> **TASK OBJECTIVE**
Give the records back in full, exactly as they read.
----
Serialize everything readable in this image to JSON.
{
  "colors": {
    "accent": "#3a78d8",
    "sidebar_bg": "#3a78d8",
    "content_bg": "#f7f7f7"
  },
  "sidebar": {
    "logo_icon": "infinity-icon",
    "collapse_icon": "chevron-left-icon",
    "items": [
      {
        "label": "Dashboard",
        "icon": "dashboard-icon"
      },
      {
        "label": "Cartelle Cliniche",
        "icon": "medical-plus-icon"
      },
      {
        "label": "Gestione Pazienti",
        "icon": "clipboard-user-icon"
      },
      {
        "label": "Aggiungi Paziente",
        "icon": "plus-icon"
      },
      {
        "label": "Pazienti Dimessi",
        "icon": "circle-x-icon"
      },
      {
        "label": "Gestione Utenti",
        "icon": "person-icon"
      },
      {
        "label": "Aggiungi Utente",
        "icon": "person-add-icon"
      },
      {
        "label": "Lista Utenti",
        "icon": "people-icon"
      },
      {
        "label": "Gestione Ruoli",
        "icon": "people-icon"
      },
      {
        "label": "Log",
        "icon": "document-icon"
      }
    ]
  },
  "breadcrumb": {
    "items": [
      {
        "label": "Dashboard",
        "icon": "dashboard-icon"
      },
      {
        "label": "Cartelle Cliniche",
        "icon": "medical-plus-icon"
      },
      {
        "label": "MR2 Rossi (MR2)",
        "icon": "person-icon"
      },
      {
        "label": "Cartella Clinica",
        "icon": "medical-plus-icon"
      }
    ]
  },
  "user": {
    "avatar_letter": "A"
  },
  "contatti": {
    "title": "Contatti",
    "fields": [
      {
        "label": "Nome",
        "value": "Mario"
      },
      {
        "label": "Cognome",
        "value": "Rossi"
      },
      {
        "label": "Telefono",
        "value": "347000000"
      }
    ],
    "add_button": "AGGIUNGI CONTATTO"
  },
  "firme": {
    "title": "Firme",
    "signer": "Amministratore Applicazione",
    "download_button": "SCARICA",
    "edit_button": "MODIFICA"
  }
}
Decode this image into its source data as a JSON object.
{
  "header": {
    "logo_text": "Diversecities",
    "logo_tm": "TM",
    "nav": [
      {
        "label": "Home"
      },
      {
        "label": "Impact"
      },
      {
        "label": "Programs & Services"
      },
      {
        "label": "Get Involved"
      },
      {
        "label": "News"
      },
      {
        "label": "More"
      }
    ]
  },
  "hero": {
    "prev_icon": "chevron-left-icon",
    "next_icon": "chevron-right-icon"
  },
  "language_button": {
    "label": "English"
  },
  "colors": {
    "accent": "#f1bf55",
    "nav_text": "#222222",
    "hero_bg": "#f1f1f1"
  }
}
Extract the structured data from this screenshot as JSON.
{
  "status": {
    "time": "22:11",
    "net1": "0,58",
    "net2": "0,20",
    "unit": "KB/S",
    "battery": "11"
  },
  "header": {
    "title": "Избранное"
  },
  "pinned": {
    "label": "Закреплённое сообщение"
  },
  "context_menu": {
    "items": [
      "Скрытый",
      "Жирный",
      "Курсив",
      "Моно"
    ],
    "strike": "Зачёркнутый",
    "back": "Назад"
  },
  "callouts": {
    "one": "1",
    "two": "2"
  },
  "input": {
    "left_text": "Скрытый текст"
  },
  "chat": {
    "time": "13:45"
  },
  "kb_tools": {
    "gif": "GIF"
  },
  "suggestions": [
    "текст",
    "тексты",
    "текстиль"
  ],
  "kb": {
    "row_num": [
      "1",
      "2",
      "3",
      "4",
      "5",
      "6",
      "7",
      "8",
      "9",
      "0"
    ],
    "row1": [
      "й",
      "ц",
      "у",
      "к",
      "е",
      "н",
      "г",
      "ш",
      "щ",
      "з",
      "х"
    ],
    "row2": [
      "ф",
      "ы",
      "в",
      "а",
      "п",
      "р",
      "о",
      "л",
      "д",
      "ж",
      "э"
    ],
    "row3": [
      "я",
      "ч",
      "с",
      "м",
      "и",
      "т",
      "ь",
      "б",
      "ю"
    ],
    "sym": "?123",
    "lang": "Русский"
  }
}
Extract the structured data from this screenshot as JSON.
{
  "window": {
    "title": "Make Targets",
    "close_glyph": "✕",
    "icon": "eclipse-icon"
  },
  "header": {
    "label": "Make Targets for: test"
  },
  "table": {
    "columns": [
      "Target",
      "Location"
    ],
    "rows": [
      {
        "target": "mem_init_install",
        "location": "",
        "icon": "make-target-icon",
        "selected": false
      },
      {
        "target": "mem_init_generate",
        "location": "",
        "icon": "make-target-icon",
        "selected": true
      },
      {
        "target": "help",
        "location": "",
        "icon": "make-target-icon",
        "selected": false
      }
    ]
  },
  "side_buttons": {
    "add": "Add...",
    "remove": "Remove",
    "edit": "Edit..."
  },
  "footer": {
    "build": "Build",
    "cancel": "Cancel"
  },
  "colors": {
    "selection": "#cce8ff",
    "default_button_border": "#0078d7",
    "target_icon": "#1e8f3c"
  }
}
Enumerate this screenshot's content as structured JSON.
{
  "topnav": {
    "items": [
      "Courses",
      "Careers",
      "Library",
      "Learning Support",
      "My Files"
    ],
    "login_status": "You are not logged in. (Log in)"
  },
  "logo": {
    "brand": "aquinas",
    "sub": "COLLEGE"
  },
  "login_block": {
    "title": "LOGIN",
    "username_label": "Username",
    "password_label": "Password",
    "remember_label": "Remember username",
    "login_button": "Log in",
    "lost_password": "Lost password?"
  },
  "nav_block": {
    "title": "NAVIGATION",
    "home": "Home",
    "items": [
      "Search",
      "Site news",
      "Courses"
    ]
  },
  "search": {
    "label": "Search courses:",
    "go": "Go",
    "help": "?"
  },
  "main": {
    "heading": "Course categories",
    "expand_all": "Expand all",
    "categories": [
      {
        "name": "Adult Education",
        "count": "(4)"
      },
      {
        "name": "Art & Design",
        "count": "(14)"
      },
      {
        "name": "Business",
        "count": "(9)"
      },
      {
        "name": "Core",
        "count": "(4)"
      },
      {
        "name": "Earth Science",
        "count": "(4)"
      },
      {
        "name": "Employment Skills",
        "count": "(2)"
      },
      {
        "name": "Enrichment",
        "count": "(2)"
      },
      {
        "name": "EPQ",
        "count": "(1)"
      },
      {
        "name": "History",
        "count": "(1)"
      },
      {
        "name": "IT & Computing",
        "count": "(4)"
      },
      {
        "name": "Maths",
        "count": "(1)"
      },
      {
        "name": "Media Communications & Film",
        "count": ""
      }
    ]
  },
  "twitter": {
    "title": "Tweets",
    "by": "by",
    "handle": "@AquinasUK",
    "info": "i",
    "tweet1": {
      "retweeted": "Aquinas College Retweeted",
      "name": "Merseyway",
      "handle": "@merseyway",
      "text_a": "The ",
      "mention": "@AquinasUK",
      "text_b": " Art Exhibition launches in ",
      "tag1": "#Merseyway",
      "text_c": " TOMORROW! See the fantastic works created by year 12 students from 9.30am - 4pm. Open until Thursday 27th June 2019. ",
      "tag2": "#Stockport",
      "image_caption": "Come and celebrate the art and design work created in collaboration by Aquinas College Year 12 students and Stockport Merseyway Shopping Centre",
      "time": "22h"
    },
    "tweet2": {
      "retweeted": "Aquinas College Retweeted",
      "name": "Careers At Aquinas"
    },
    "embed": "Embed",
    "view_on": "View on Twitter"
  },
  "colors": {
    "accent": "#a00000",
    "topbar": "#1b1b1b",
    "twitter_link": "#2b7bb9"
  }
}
----
> **ANSWER TO THE TASK**
Serialize everything readable in this image to JSON.
{
  "colors": {
    "accent": "#3a78d8",
    "sidebar_bg": "#3a78d8",
    "content_bg": "#f7f7f7"
  },
  "sidebar": {
    "logo_icon": "infinity-icon",
    "collapse_icon": "chevron-left-icon",
    "items": [
      {
        "label": "Dashboard",
        "icon": "dashboard-icon"
      },
      {
        "label": "Cartelle Cliniche",
        "icon": "medical-plus-icon"
      },
      {
        "label": "Gestione Pazienti",
        "icon": "clipboard-user-icon"
      },
      {
        "label": "Aggiungi Paziente",
        "icon": "plus-icon"
      },
      {
        "label": "Pazienti Dimessi",
        "icon": "circle-x-icon"
      },
      {
        "label": "Gestione Utenti",
        "icon": "person-icon"
      },
      {
        "label": "Aggiungi Utente",
        "icon": "person-add-icon"
      },
      {
        "label": "Lista Utenti",
        "icon": "people-icon"
      },
      {
        "label": "Gestione Ruoli",
        "icon": "people-icon"
      },
      {
        "label": "Log",
        "icon": "document-icon"
      }
    ]
  },
  "breadcrumb": {
    "items": [
      {
        "label": "Dashboard",
        "icon": "dashboard-icon"
      },
      {
        "label": "Cartelle Cliniche",
        "icon": "medical-plus-icon"
      },
      {
        "label": "MR2 Rossi (MR2)",
        "icon": "person-icon"
      },
      {
        "label": "Cartella Clinica",
        "icon": "medical-plus-icon"
      }
    ]
  },
  "user": {
    "avatar_letter": "A"
  },
  "contatti": {
    "title": "Contatti",
    "fields": [
      {
        "label": "Nome",
        "value": "Mario"
      },
      {
        "label": "Cognome",
        "value": "Rossi"
      },
      {
        "label": "Telefono",
        "value": "347000000"
      }
    ],
    "add_button": "AGGIUNGI CONTATTO"
  },
  "firme": {
    "title": "Firme",
    "signer": "Amministratore Applicazione",
    "download_button": "SCARICA",
    "edit_button": "MODIFICA"
  }
}
Decode this image into its source data as a JSON object.
{
  "header": {
    "logo_text": "Diversecities",
    "logo_tm": "TM",
    "nav": [
      {
        "label": "Home"
      },
      {
        "label": "Impact"
      },
      {
        "label": "Programs & Services"
      },
      {
        "label": "Get Involved"
      },
      {
        "label": "News"
      },
      {
        "label": "More"
      }
    ]
  },
  "hero": {
    "prev_icon": "chevron-left-icon",
    "next_icon": "chevron-right-icon"
  },
  "language_button": {
    "label": "English"
  },
  "colors": {
    "accent": "#f1bf55",
    "nav_text": "#222222",
    "hero_bg": "#f1f1f1"
  }
}
Extract the structured data from this screenshot as JSON.
{
  "status": {
    "time": "22:11",
    "net1": "0,58",
    "net2": "0,20",
    "unit": "KB/S",
    "battery": "11"
  },
  "header": {
    "title": "Избранное"
  },
  "pinned": {
    "label": "Закреплённое сообщение"
  },
  "context_menu": {
    "items": [
      "Скрытый",
      "Жирный",
      "Курсив",
      "Моно"
    ],
    "strike": "Зачёркнутый",
    "back": "Назад"
  },
  "callouts": {
    "one": "1",
    "two": "2"
  },
  "input": {
    "left_text": "Скрытый текст"
  },
  "chat": {
    "time": "13:45"
  },
  "kb_tools": {
    "gif": "GIF"
  },
  "suggestions": [
    "текст",
    "тексты",
    "текстиль"
  ],
  "kb": {
    "row_num": [
      "1",
      "2",
      "3",
      "4",
      "5",
      "6",
      "7",
      "8",
      "9",
      "0"
    ],
    "row1": [
      "й",
      "ц",
      "у",
      "к",
      "е",
      "н",
      "г",
      "ш",
      "щ",
      "з",
      "х"
    ],
    "row2": [
      "ф",
      "ы",
      "в",
      "а",
      "п",
      "р",
      "о",
      "л",
      "д",
      "ж",
      "э"
    ],
    "row3": [
      "я",
      "ч",
      "с",
      "м",
      "и",
      "т",
      "ь",
      "б",
      "ю"
    ],
    "sym": "?123",
    "lang": "Русский"
  }
}
Extract the structured data from this screenshot as JSON.
{
  "window": {
    "title": "Make Targets",
    "close_glyph": "✕",
    "icon": "eclipse-icon"
  },
  "header": {
    "label": "Make Targets for: test"
  },
  "table": {
    "columns": [
      "Target",
      "Location"
    ],
    "rows": [
      {
        "target": "mem_init_install",
        "location": "",
        "icon": "make-target-icon",
        "selected": false
      },
      {
        "target": "mem_init_generate",
        "location": "",
        "icon": "make-target-icon",
        "selected": true
      },
      {
        "target": "help",
        "location": "",
        "icon": "make-target-icon",
        "selected": false
      }
    ]
  },
  "side_buttons": {
    "add": "Add...",
    "remove": "Remove",
    "edit": "Edit..."
  },
  "footer": {
    "build": "Build",
    "cancel": "Cancel"
  },
  "colors": {
    "selection": "#cce8ff",
    "default_button_border": "#0078d7",
    "target_icon": "#1e8f3c"
  }
}
Enumerate this screenshot's content as structured JSON.
{
  "topnav": {
    "items": [
      "Courses",
      "Careers",
      "Library",
      "Learning Support",
      "My Files"
    ],
    "login_status": "You are not logged in. (Log in)"
  },
  "logo": {
    "brand": "aquinas",
    "sub": "COLLEGE"
  },
  "login_block": {
    "title": "LOGIN",
    "username_label": "Username",
    "password_label": "Password",
    "remember_label": "Remember username",
    "login_button": "Log in",
    "lost_password": "Lost password?"
  },
  "nav_block": {
    "title": "NAVIGATION",
    "home": "Home",
    "items": [
      "Search",
      "Site news",
      "Courses"
    ]
  },
  "search": {
    "label": "Search courses:",
    "go": "Go",
    "help": "?"
  },
  "main": {
    "heading": "Course categories",
    "expand_all": "Expand all",
    "categories": [
      {
        "name": "Adult Education",
        "count": "(4)"
      },
      {
        "name": "Art & Design",
        "count": "(14)"
      },
      {
        "name": "Business",
        "count": "(9)"
      },
      {
        "name": "Core",
        "count": "(4)"
      },
      {
        "name": "Earth Science",
        "count": "(4)"
      },
      {
        "name": "Employment Skills",
        "count": "(2)"
      },
      {
        "name": "Enrichment",
        "count": "(2)"
      },
      {
        "name": "EPQ",
        "count": "(1)"
      },
      {
        "name": "History",
        "count": "(1)"
      },
      {
        "name": "IT & Computing",
        "count": "(4)"
      },
      {
        "name": "Maths",
        "count": "(1)"
      },
      {
        "name": "Media Communications & Film",
        "count": ""
      }
    ]
  },
  "twitter": {
    "title": "Tweets",
    "by": "by",
    "handle": "@AquinasUK",
    "info": "i",
    "tweet1": {
      "retweeted": "Aquinas College Retweeted",
      "name": "Merseyway",
      "handle": "@merseyway",
      "text_a": "The ",
      "mention": "@AquinasUK",
      "text_b": " Art Exhibition launches in ",
      "tag1": "#Merseyway",
      "text_c": " TOMORROW! See the fantastic works created by year 12 students from 9.30am - 4pm. Open until Thursday 27th June 2019. ",
      "tag2": "#Stockport",
      "image_caption": "Come and celebrate the art and design work created in collaboration by Aquinas College Year 12 students and Stockport Merseyway Shopping Centre",
      "time": "22h"
    },
    "tweet2": {
      "retweeted": "Aquinas College Retweeted",
      "name": "Careers At Aquinas"
    },
    "embed": "Embed",
    "view_on": "View on Twitter"
  },
  "colors": {
    "accent": "#a00000",
    "topbar": "#1b1b1b",
    "twitter_link": "#2b7bb9"
  }
}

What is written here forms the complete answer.